*Requirements*:
Update the rows in the stretch from "size-comparison-table: 性别 尺码" through "waist-label-cell: 腰围区间 <box>116 373" by changing "waist-cell" to "waist-range-cell". Keep everything else the same, and give back only those rows.
──────── Recorded data ────────
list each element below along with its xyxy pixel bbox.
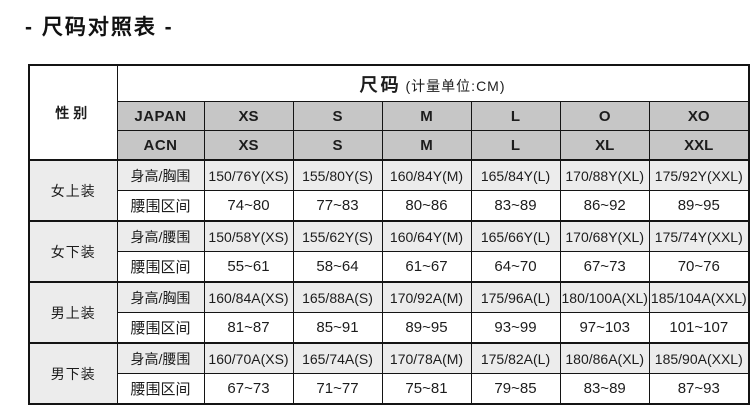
size-comparison-table: 性别 尺码 (计量单位:CM) JAPAN XS S M L O XO ACN … <box>28 64 750 405</box>
measure-cell: 160/84Y(M) <box>381 159 472 191</box>
measure-label-cell: 身高/胸围 <box>116 159 205 191</box>
measure-cell: 165/84Y(L) <box>470 159 561 191</box>
size-cell: M <box>381 101 472 131</box>
measure-cell: 160/64Y(M) <box>381 220 472 252</box>
waist-cell: 101~107 <box>648 312 750 344</box>
japan-standard-row: JAPAN XS S M L O XO <box>29 101 750 131</box>
waist-cell: 89~95 <box>648 190 750 222</box>
men-tops-waist-row: 腰围区间 81~87 85~91 89~95 93~99 97~103 101~… <box>29 312 750 344</box>
measure-cell: 175/96A(L) <box>470 281 561 313</box>
size-cell: M <box>381 130 472 161</box>
measure-cell: 185/104A(XXL) <box>648 281 750 313</box>
measure-cell: 170/68Y(XL) <box>559 220 650 252</box>
measure-cell: 150/76Y(XS) <box>203 159 294 191</box>
gender-cell: 女上装 <box>28 159 118 222</box>
measure-cell: 150/58Y(XS) <box>203 220 294 252</box>
size-cell: XXL <box>648 130 750 161</box>
measure-cell: 165/88A(S) <box>292 281 383 313</box>
men-bottoms-waist-row: 腰围区间 67~73 71~77 75~81 79~85 83~89 87~93 <box>29 373 750 405</box>
waist-cell: 70~76 <box>648 251 750 283</box>
waist-cell: 81~87 <box>203 312 294 344</box>
measure-cell: 170/88Y(XL) <box>559 159 650 191</box>
measure-cell: 160/70A(XS) <box>203 342 294 374</box>
waist-cell: 77~83 <box>292 190 383 222</box>
women-tops-measure-row: 女上装 身高/胸围 150/76Y(XS) 155/80Y(S) 160/84Y… <box>28 159 750 222</box>
measure-label-cell: 身高/胸围 <box>116 281 205 313</box>
measure-cell: 185/90A(XXL) <box>648 342 750 374</box>
men-tops-measure-row: 男上装 身高/胸围 160/84A(XS) 165/88A(S) 170/92A… <box>28 281 750 344</box>
size-cell: L <box>470 130 561 161</box>
waist-cell: 89~95 <box>381 312 472 344</box>
measure-cell: 180/86A(XL) <box>559 342 650 374</box>
measure-label-cell: 身高/腰围 <box>116 220 205 252</box>
waist-label-cell: 腰围区间 <box>116 373 205 405</box>
waist-cell: 74~80 <box>203 190 294 222</box>
waist-cell: 71~77 <box>292 373 383 405</box>
standard-label-cell: ACN <box>116 130 205 161</box>
measure-cell: 175/74Y(XXL) <box>648 220 750 252</box>
waist-cell: 93~99 <box>470 312 561 344</box>
waist-cell: 75~81 <box>381 373 472 405</box>
size-header-title: 尺码 <box>359 74 402 95</box>
waist-cell: 64~70 <box>470 251 561 283</box>
measure-cell: 165/74A(S) <box>292 342 383 374</box>
women-bottoms-waist-row: 腰围区间 55~61 58~64 61~67 64~70 67~73 70~76 <box>29 251 750 283</box>
waist-cell: 85~91 <box>292 312 383 344</box>
size-cell: S <box>292 130 383 161</box>
waist-cell: 67~73 <box>203 373 294 405</box>
measure-cell: 155/62Y(S) <box>292 220 383 252</box>
acn-standard-row: ACN XS S M L XL XXL <box>29 130 750 161</box>
waist-label-cell: 腰围区间 <box>116 312 205 344</box>
measure-cell: 165/66Y(L) <box>470 220 561 252</box>
table-header-row: 性别 尺码 (计量单位:CM) <box>28 64 750 161</box>
waist-cell: 80~86 <box>381 190 472 222</box>
women-tops-waist-row: 腰围区间 74~80 77~83 80~86 83~89 86~92 89~95 <box>29 190 750 222</box>
women-bottoms-measure-row: 女下装 身高/腰围 150/58Y(XS) 155/62Y(S) 160/64Y… <box>28 220 750 283</box>
page-title: - 尺码对照表 - <box>25 16 174 39</box>
measure-cell: 170/78A(M) <box>381 342 472 374</box>
waist-cell: 86~92 <box>559 190 650 222</box>
standard-label-cell: JAPAN <box>116 101 205 131</box>
measure-cell: 175/82A(L) <box>470 342 561 374</box>
gender-cell: 女下装 <box>28 220 118 283</box>
measure-label-cell: 身高/腰围 <box>116 342 205 374</box>
waist-cell: 61~67 <box>381 251 472 283</box>
measure-cell: 155/80Y(S) <box>292 159 383 191</box>
measure-cell: 175/92Y(XXL) <box>648 159 750 191</box>
waist-label-cell: 腰围区间 <box>116 251 205 283</box>
waist-cell: 97~103 <box>559 312 650 344</box>
size-cell: S <box>292 101 383 131</box>
measure-cell: 180/100A(XL) <box>559 281 650 313</box>
size-cell: XO <box>648 101 750 131</box>
waist-cell: 87~93 <box>648 373 750 405</box>
size-cell: XS <box>203 101 294 131</box>
gender-column-header: 性别 <box>28 64 118 161</box>
waist-cell: 79~85 <box>470 373 561 405</box>
size-header-cell: 尺码 (计量单位:CM) <box>116 64 750 102</box>
measure-cell: 170/92A(M) <box>381 281 472 313</box>
size-cell: L <box>470 101 561 131</box>
waist-cell: 58~64 <box>292 251 383 283</box>
men-bottoms-measure-row: 男下装 身高/腰围 160/70A(XS) 165/74A(S) 170/78A… <box>28 342 750 405</box>
size-cell: XS <box>203 130 294 161</box>
measure-cell: 160/84A(XS) <box>203 281 294 313</box>
waist-cell: 83~89 <box>470 190 561 222</box>
waist-cell: 55~61 <box>203 251 294 283</box>
size-header-unit-note: (计量单位:CM) <box>405 77 506 94</box>
waist-cell: 67~73 <box>559 251 650 283</box>
size-cell: O <box>559 101 650 131</box>
waist-label-cell: 腰围区间 <box>116 190 205 222</box>
gender-cell: 男上装 <box>28 281 118 344</box>
waist-cell: 83~89 <box>559 373 650 405</box>
gender-cell: 男下装 <box>28 342 118 405</box>
size-cell: XL <box>559 130 650 161</box>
────────
*Result*:
size-comparison-table: 性别 尺码 (计量单位:CM) JAPAN XS S M L O XO ACN … <box>28 64 750 405</box>
measure-cell: 160/84Y(M) <box>381 159 472 191</box>
measure-label-cell: 身高/胸围 <box>116 159 205 191</box>
measure-cell: 165/84Y(L) <box>470 159 561 191</box>
size-cell: M <box>381 101 472 131</box>
measure-cell: 160/64Y(M) <box>381 220 472 252</box>
waist-range-cell: 101~107 <box>648 312 750 344</box>
japan-standard-row: JAPAN XS S M L O XO <box>29 101 750 131</box>
waist-range-cell: 89~95 <box>648 190 750 222</box>
men-tops-waist-row: 腰围区间 81~87 85~91 89~95 93~99 97~103 101~… <box>29 312 750 344</box>
measure-cell: 175/96A(L) <box>470 281 561 313</box>
size-cell: M <box>381 130 472 161</box>
measure-cell: 185/104A(XXL) <box>648 281 750 313</box>
measure-cell: 170/68Y(XL) <box>559 220 650 252</box>
measure-cell: 150/76Y(XS) <box>203 159 294 191</box>
gender-cell: 女上装 <box>28 159 118 222</box>
measure-cell: 150/58Y(XS) <box>203 220 294 252</box>
size-cell: XXL <box>648 130 750 161</box>
measure-cell: 165/88A(S) <box>292 281 383 313</box>
men-bottoms-waist-row: 腰围区间 67~73 71~77 75~81 79~85 83~89 87~93 <box>29 373 750 405</box>
waist-range-cell: 70~76 <box>648 251 750 283</box>
waist-range-cell: 81~87 <box>203 312 294 344</box>
measure-cell: 170/88Y(XL) <box>559 159 650 191</box>
measure-cell: 160/70A(XS) <box>203 342 294 374</box>
waist-range-cell: 77~83 <box>292 190 383 222</box>
women-tops-measure-row: 女上装 身高/胸围 150/76Y(XS) 155/80Y(S) 160/84Y… <box>28 159 750 222</box>
measure-label-cell: 身高/胸围 <box>116 281 205 313</box>
measure-cell: 185/90A(XXL) <box>648 342 750 374</box>
men-tops-measure-row: 男上装 身高/胸围 160/84A(XS) 165/88A(S) 170/92A… <box>28 281 750 344</box>
size-cell: L <box>470 130 561 161</box>
waist-range-cell: 89~95 <box>381 312 472 344</box>
measure-cell: 180/86A(XL) <box>559 342 650 374</box>
measure-label-cell: 身高/腰围 <box>116 220 205 252</box>
waist-label-cell: 腰围区间 <box>116 373 205 405</box>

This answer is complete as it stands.